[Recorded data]
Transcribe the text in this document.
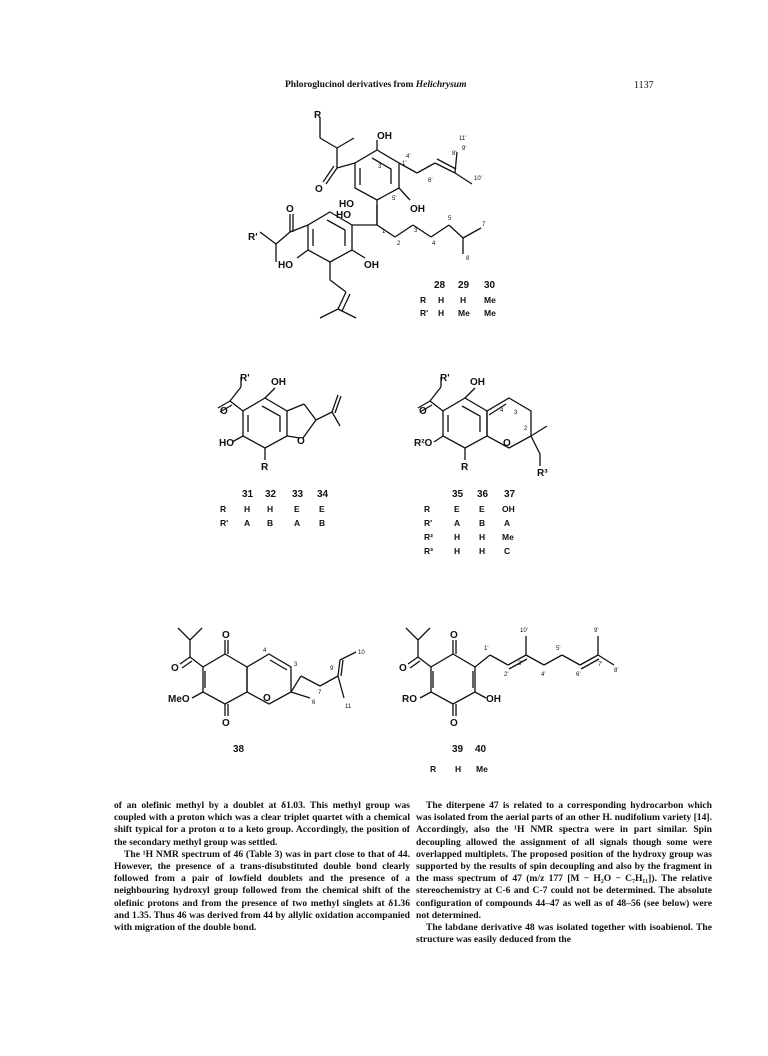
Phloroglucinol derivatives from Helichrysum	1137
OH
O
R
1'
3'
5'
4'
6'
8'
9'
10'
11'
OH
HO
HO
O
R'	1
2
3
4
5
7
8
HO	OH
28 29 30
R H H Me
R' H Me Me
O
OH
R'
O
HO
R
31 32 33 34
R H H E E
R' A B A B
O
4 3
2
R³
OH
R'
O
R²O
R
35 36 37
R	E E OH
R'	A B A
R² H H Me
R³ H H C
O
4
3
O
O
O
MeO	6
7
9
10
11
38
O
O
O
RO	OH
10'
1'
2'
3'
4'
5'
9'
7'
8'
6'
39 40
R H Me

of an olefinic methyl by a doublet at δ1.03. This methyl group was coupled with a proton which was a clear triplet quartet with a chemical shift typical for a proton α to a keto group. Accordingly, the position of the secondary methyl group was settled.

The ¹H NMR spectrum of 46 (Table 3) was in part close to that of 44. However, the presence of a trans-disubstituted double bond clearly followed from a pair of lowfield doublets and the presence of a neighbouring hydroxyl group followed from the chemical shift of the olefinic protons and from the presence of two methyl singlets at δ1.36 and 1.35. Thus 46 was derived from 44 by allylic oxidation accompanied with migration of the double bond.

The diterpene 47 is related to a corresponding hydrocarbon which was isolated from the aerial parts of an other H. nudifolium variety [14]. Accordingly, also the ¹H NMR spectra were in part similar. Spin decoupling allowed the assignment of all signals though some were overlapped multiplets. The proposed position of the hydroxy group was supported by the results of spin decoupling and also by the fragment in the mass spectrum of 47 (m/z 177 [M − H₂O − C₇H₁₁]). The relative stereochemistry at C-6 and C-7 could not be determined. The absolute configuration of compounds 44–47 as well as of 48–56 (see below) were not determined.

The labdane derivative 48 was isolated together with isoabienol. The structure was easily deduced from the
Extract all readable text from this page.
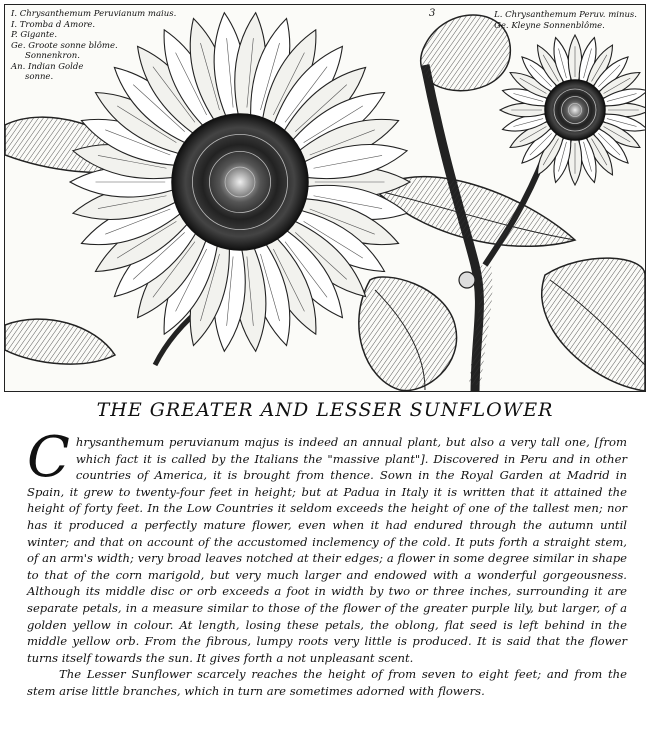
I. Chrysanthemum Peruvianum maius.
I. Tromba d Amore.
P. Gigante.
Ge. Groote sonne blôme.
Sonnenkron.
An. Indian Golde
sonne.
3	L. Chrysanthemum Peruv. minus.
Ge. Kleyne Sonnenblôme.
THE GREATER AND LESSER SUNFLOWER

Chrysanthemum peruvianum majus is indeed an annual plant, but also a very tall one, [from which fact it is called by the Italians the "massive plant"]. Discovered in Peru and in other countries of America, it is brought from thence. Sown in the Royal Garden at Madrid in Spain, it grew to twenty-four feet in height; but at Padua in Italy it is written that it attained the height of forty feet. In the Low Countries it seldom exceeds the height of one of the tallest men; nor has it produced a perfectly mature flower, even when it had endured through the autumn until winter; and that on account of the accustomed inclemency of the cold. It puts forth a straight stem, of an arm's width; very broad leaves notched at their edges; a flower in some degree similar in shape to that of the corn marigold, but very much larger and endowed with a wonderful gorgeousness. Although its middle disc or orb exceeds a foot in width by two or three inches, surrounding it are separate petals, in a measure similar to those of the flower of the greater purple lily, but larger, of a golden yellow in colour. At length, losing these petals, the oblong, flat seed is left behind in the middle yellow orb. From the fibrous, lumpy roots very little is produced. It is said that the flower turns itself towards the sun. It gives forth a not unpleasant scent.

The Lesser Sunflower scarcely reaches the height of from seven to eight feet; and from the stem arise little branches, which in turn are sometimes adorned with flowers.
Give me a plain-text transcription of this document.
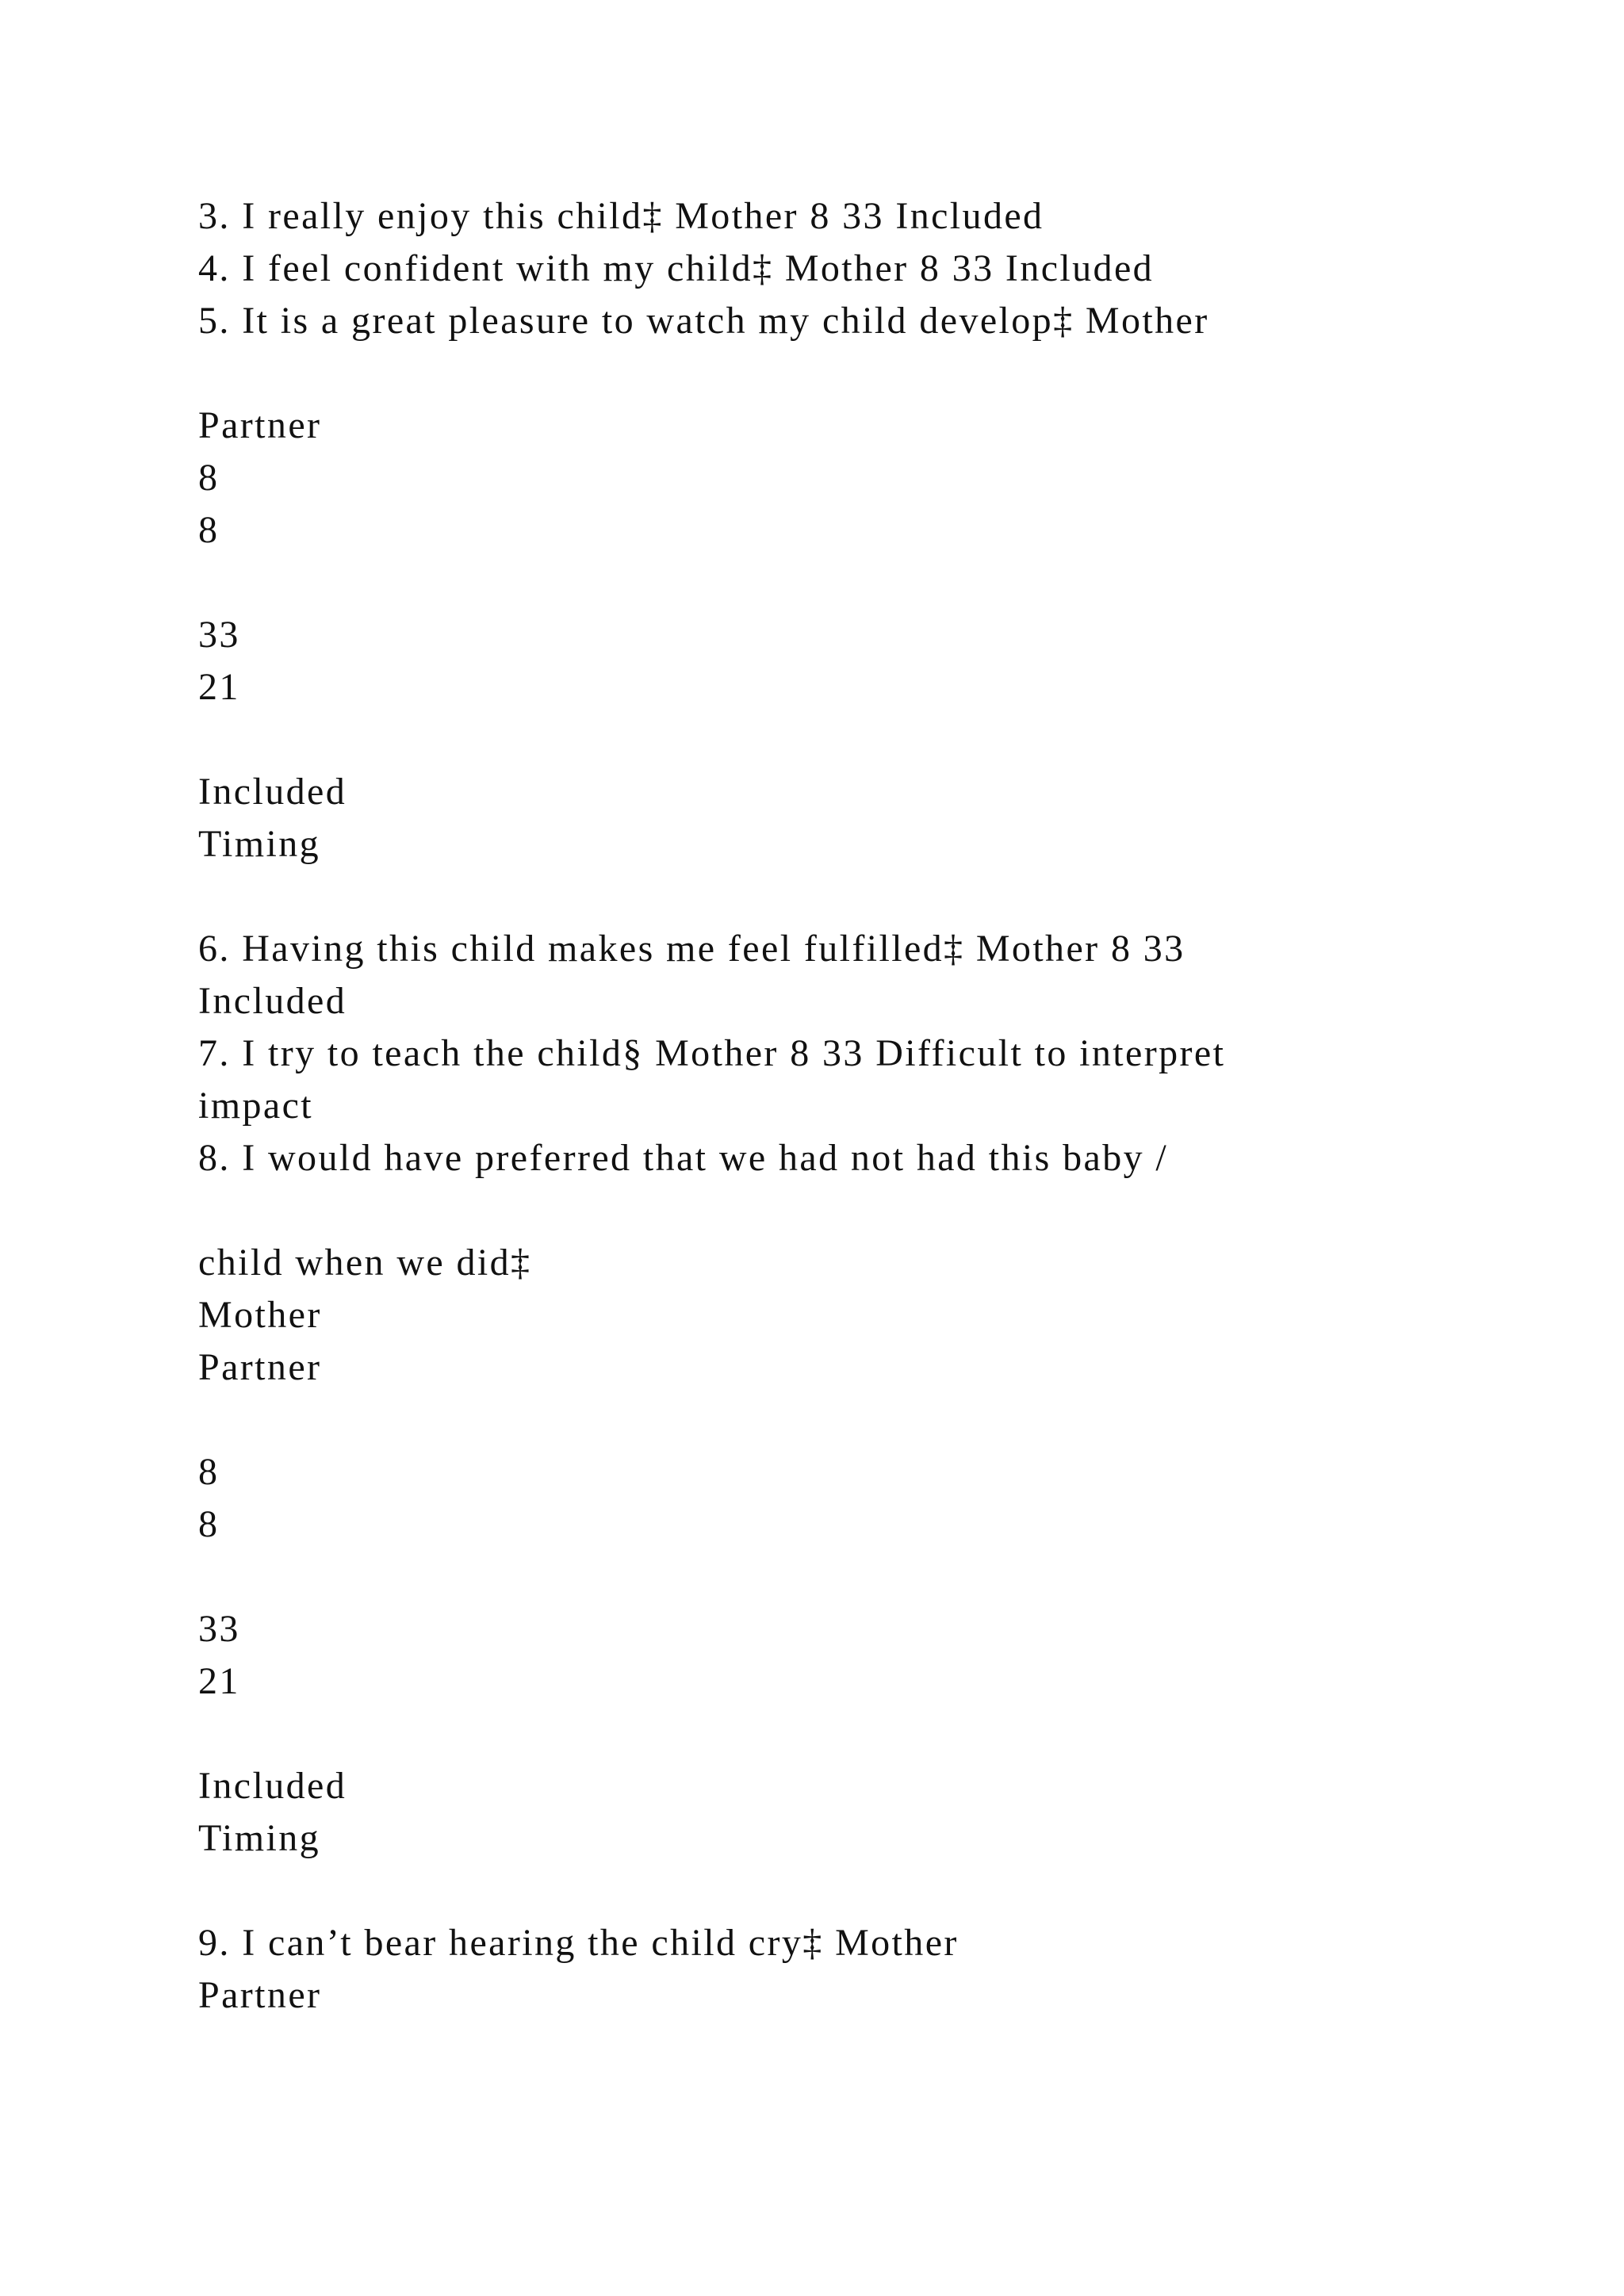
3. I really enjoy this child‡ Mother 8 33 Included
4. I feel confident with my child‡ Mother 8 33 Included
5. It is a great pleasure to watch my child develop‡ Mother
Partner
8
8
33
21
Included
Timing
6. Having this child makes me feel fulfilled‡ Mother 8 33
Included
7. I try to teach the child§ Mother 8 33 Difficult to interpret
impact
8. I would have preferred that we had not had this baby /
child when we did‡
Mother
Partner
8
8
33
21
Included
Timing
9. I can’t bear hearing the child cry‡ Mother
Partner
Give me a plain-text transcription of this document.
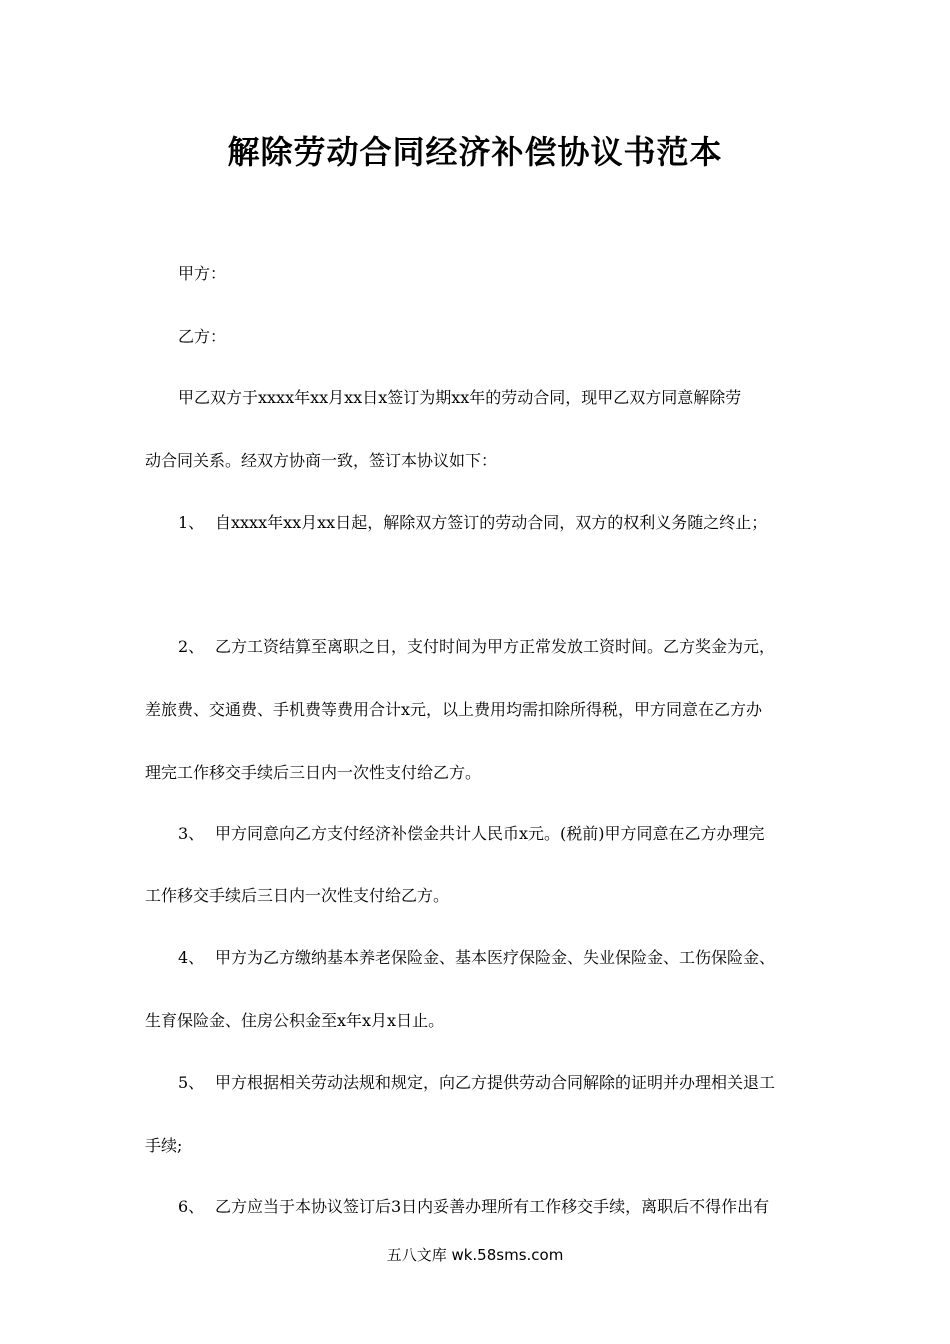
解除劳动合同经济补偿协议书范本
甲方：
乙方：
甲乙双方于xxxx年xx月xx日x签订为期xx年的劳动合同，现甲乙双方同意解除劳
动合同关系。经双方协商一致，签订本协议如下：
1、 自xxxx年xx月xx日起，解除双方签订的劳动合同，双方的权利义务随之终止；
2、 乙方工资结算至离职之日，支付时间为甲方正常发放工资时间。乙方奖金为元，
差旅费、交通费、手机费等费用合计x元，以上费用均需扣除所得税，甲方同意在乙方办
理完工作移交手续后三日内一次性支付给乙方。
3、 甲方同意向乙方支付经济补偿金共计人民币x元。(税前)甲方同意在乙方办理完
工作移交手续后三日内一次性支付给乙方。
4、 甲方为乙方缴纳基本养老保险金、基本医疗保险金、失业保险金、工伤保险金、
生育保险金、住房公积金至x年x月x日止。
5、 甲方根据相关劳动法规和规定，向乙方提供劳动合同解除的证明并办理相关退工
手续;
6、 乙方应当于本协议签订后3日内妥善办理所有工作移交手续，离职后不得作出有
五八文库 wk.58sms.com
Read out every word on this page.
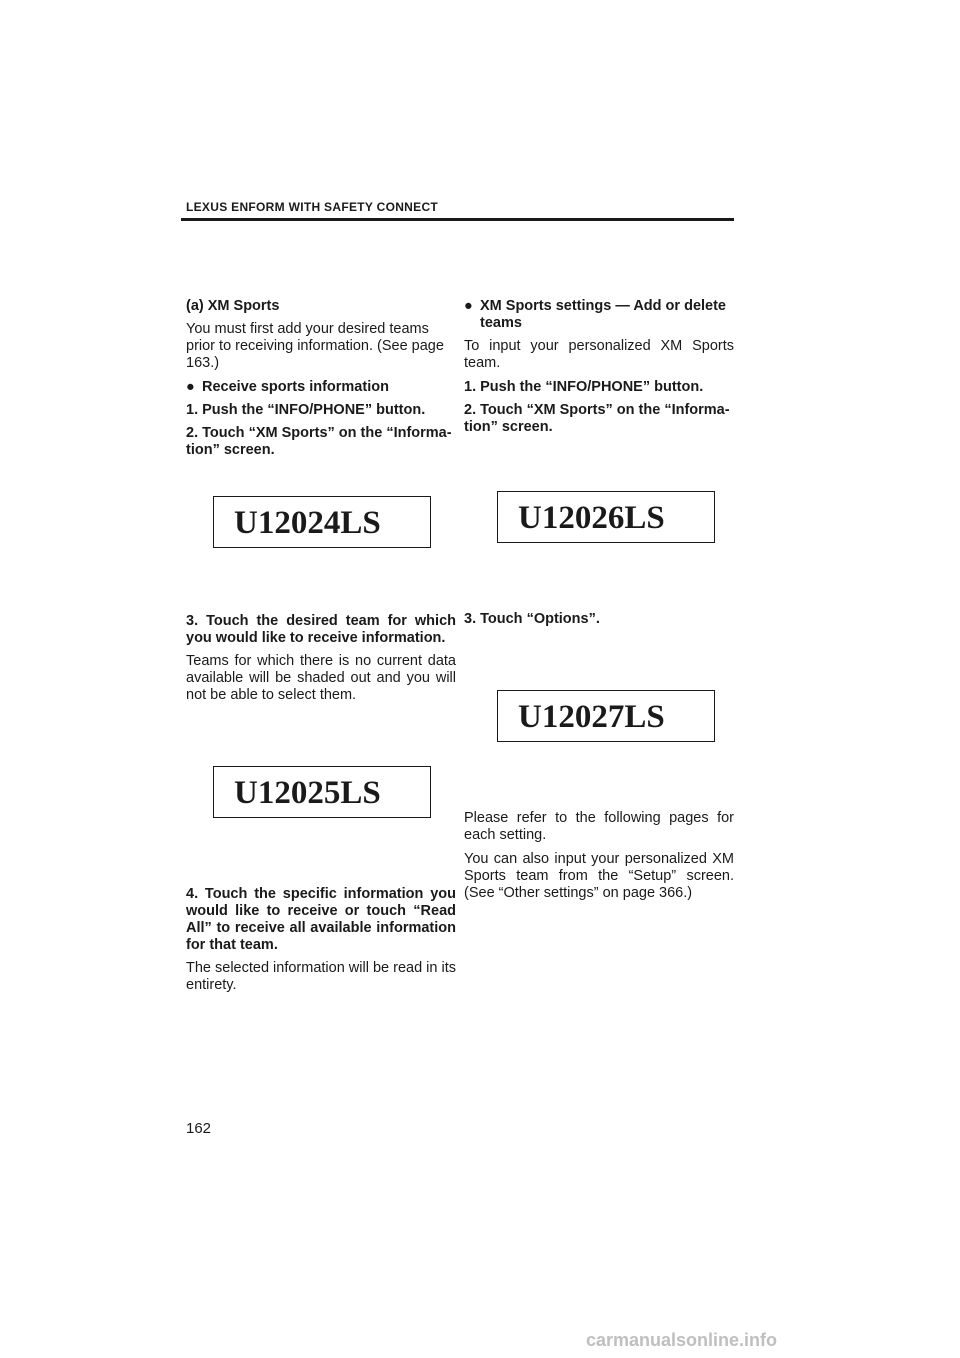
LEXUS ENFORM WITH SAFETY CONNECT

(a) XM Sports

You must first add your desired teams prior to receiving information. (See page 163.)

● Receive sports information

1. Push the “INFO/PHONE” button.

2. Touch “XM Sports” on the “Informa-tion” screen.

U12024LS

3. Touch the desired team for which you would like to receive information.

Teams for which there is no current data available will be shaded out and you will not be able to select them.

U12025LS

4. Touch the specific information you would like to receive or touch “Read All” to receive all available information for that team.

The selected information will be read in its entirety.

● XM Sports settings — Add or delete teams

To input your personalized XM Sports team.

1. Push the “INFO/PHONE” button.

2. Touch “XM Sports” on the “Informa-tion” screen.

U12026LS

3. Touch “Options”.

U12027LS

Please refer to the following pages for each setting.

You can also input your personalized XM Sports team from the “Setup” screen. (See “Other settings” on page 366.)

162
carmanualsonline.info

OBJECTIVE
Return all lines containing "methyl".

SOLUTION FOR THIS PROBLEM
of an olefinic methyl by a doublet at δ1.03. This methyl group was coupled with a proton which was a clear triplet quartet with a chemical shift typical for a proton α to a keto group. Accordingly, the position of the secondary methyl group was settled.
The ¹H NMR spectrum of 46 (Table 3) was in part close to that of 44. However, the presence of a trans-disubstituted double bond clearly followed from a pair of lowfield doublets and the presence of a neighbouring hydroxyl group followed from the chemical shift of the olefinic protons and from the presence of two methyl singlets at δ1.36 and 1.35. Thus 46 was derived from 44 by allylic oxidation accompanied with migration of the double bond.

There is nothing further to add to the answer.